_Brief:_
Among the lines of the records, find all that carry the word "finnas" and copy them.

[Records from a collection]

==============================

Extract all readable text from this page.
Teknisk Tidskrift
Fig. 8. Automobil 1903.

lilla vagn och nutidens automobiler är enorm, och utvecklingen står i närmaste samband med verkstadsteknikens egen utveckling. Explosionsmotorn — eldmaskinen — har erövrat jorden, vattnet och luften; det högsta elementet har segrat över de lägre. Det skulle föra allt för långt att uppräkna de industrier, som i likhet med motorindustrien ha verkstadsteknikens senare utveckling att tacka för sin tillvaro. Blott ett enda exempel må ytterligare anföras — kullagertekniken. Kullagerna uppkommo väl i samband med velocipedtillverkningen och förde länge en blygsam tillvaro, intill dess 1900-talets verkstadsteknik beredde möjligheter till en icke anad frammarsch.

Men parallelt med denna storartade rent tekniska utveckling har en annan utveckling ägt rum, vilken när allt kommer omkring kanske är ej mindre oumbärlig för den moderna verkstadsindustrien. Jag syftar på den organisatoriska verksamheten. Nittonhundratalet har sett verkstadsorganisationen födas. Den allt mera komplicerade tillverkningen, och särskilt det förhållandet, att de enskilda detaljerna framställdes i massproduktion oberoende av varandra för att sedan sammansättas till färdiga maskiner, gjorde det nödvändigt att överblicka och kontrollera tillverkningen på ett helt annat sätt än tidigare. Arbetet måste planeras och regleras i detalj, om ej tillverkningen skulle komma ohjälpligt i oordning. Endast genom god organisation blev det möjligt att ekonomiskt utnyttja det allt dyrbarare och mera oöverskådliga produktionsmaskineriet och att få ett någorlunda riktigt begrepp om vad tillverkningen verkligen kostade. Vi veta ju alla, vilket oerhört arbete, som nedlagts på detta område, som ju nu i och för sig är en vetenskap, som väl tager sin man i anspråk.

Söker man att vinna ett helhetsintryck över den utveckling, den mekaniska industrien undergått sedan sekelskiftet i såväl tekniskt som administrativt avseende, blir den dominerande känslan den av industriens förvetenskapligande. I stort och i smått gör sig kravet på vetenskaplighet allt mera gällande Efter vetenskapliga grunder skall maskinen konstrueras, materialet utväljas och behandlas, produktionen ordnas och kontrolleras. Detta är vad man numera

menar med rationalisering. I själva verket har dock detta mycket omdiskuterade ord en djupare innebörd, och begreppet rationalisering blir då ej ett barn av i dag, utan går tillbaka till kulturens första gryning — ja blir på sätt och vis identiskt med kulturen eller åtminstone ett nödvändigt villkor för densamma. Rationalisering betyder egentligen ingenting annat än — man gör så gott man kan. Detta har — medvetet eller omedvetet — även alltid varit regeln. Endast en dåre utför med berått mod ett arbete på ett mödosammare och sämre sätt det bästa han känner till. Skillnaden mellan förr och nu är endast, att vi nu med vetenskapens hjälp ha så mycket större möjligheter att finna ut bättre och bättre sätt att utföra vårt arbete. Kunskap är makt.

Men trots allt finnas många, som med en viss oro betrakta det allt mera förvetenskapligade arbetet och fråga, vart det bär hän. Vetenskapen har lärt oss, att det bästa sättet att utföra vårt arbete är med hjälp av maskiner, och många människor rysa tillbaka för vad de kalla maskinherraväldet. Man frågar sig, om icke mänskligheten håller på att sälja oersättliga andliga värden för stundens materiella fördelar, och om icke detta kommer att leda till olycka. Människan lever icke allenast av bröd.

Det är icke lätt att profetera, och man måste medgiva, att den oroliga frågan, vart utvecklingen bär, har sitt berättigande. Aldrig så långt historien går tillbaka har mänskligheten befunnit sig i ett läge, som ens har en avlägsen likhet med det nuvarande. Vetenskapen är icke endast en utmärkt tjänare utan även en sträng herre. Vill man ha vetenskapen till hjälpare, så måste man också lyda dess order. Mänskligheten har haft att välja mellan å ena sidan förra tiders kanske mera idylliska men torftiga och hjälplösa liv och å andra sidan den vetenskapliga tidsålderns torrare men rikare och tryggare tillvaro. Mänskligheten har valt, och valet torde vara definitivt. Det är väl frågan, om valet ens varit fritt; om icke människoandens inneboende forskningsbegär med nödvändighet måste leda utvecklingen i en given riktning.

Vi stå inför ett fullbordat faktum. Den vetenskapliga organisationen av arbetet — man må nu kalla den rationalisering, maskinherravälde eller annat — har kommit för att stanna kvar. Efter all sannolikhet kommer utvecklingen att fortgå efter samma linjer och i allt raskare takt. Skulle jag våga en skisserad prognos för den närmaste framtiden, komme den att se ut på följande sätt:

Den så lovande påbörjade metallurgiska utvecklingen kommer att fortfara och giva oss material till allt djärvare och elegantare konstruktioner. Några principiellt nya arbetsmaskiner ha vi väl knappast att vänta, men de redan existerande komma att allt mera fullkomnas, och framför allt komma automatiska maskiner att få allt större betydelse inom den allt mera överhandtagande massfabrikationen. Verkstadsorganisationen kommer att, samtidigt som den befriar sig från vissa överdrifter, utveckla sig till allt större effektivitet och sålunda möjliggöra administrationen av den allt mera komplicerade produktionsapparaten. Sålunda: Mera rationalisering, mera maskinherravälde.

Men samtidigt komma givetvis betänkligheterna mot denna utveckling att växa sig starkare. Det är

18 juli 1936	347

==============================

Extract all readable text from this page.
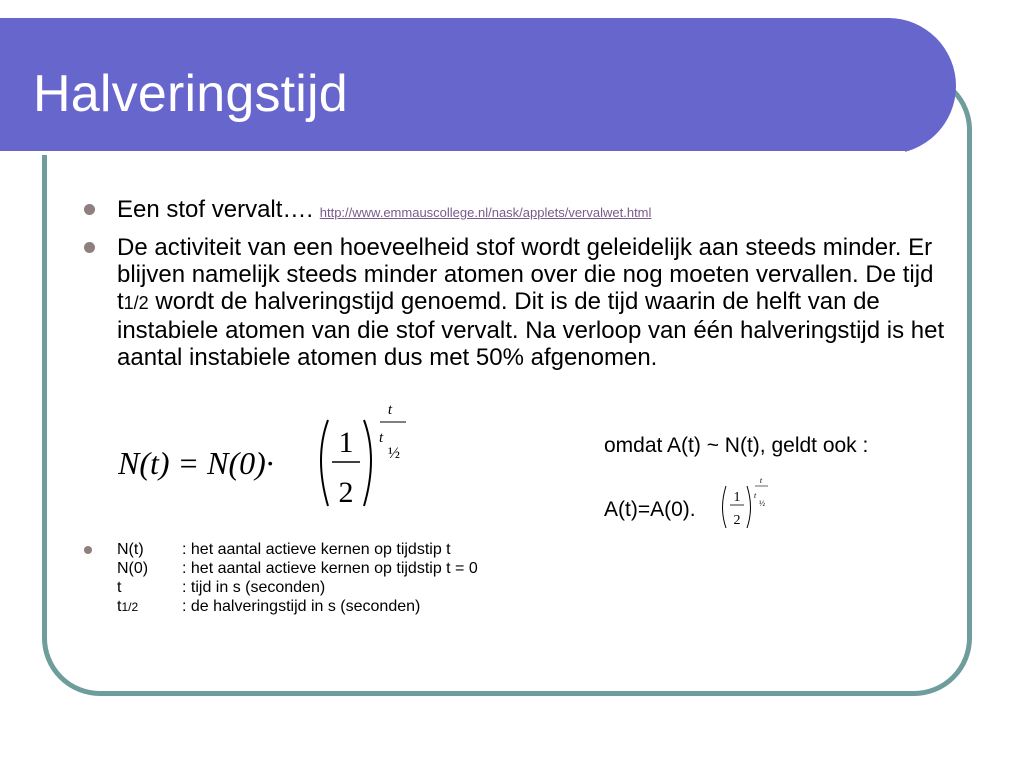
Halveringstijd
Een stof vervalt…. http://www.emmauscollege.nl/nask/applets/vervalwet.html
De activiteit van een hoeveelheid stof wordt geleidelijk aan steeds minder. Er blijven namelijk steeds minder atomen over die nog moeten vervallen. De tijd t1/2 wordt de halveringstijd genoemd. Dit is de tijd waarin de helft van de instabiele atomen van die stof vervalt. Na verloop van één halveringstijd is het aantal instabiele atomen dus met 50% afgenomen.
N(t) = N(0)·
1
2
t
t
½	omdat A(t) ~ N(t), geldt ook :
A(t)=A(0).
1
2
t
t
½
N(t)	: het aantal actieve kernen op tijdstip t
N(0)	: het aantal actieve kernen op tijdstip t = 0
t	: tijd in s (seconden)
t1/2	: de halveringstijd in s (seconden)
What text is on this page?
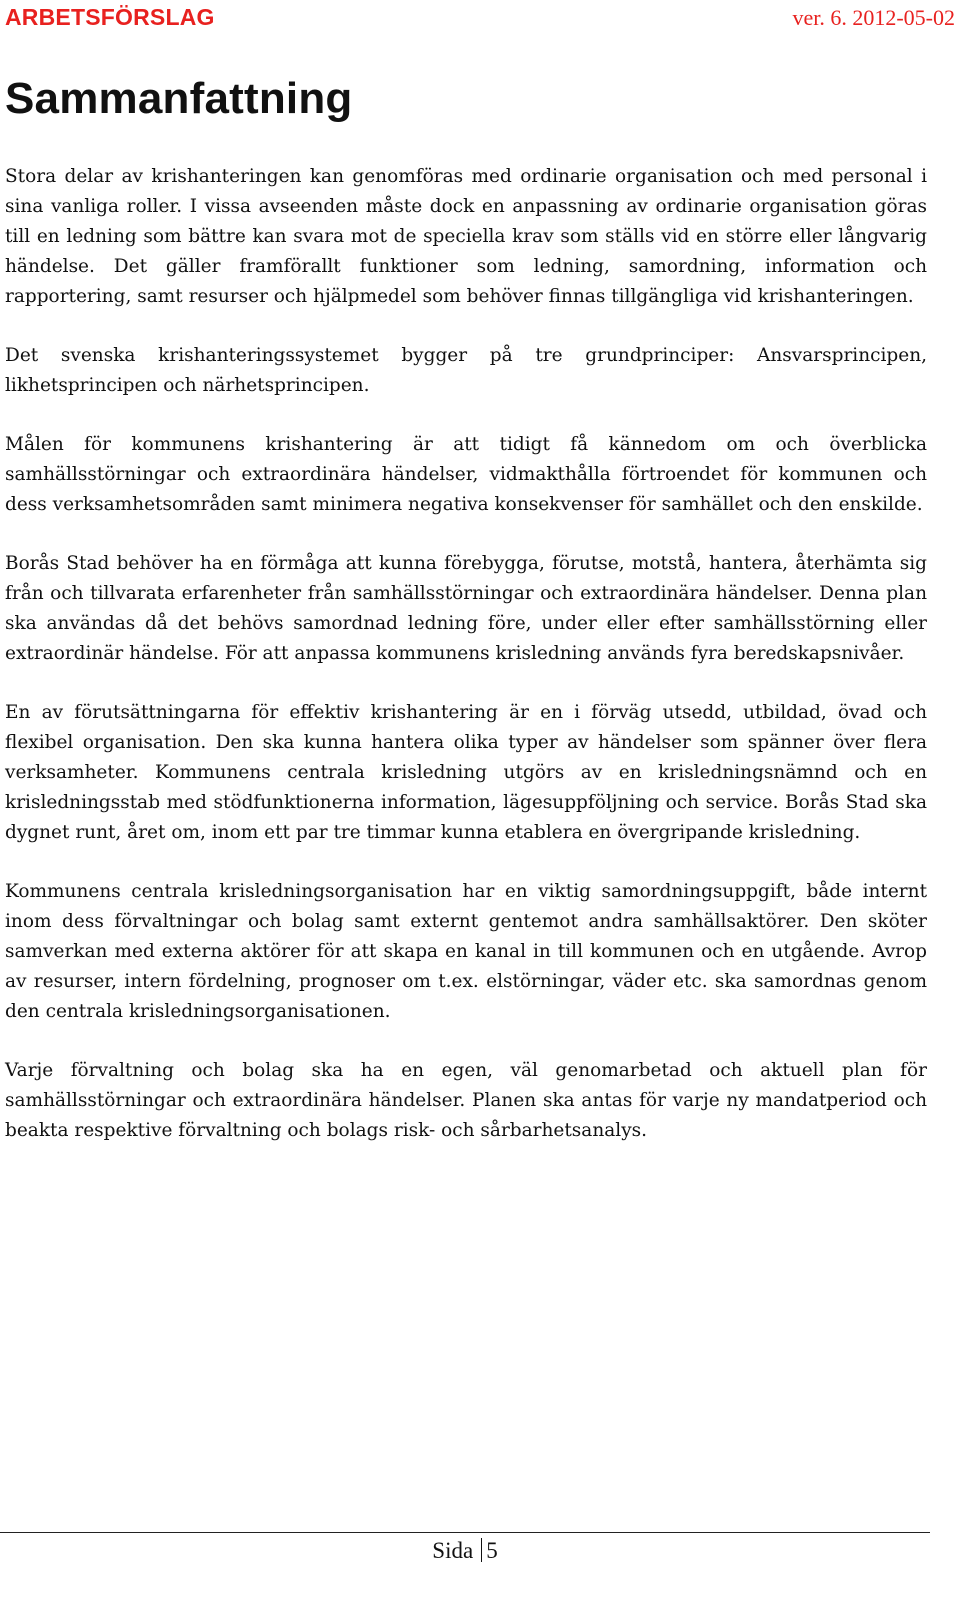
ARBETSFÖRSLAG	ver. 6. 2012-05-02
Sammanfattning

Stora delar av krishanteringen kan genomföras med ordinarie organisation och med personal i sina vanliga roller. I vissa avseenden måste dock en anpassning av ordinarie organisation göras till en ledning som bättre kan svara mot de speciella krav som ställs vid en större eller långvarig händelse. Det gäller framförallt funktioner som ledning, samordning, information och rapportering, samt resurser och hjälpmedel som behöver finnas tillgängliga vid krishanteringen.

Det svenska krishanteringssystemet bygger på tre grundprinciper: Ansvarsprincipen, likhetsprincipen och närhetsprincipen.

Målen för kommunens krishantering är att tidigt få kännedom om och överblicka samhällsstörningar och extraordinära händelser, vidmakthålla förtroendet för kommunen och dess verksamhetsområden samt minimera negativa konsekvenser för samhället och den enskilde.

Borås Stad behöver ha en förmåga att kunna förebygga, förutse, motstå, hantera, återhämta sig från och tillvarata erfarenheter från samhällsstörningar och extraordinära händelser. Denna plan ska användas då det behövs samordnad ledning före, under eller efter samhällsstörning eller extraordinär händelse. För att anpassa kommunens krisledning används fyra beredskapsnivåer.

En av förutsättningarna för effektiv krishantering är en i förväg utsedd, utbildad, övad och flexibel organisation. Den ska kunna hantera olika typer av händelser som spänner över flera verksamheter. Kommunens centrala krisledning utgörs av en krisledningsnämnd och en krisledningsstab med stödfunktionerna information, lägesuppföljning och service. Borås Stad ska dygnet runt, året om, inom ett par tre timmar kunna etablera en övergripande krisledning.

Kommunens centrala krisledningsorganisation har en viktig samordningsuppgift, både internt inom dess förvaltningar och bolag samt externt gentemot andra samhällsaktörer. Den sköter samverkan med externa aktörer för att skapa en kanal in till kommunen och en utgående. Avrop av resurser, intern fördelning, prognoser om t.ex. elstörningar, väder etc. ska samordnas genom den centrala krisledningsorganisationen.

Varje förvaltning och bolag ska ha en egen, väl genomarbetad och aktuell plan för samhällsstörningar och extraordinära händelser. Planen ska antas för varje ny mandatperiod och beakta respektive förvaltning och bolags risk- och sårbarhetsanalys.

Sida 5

==============================

_Written response:_
Men trots allt finnas många, som med en viss oro betrakta det allt mera förvetenskapligade arbetet och fråga, vart det bär hän. Vetenskapen har lärt oss, att det bästa sättet att utföra vårt arbete är med hjälp av maskiner, och många människor rysa tillbaka för vad de kalla maskinherraväldet. Man frågar sig, om icke mänskligheten håller på att sälja oersättliga andliga värden för stundens materiella fördelar, och om icke detta kommer att leda till olycka. Människan lever icke allenast av bröd.
Stora delar av krishanteringen kan genomföras med ordinarie organisation och med personal i sina vanliga roller. I vissa avseenden måste dock en anpassning av ordinarie organisation göras till en ledning som bättre kan svara mot de speciella krav som ställs vid en större eller långvarig händelse. Det gäller framförallt funktioner som ledning, samordning, information och rapportering, samt resurser och hjälpmedel som behöver finnas tillgängliga vid krishanteringen.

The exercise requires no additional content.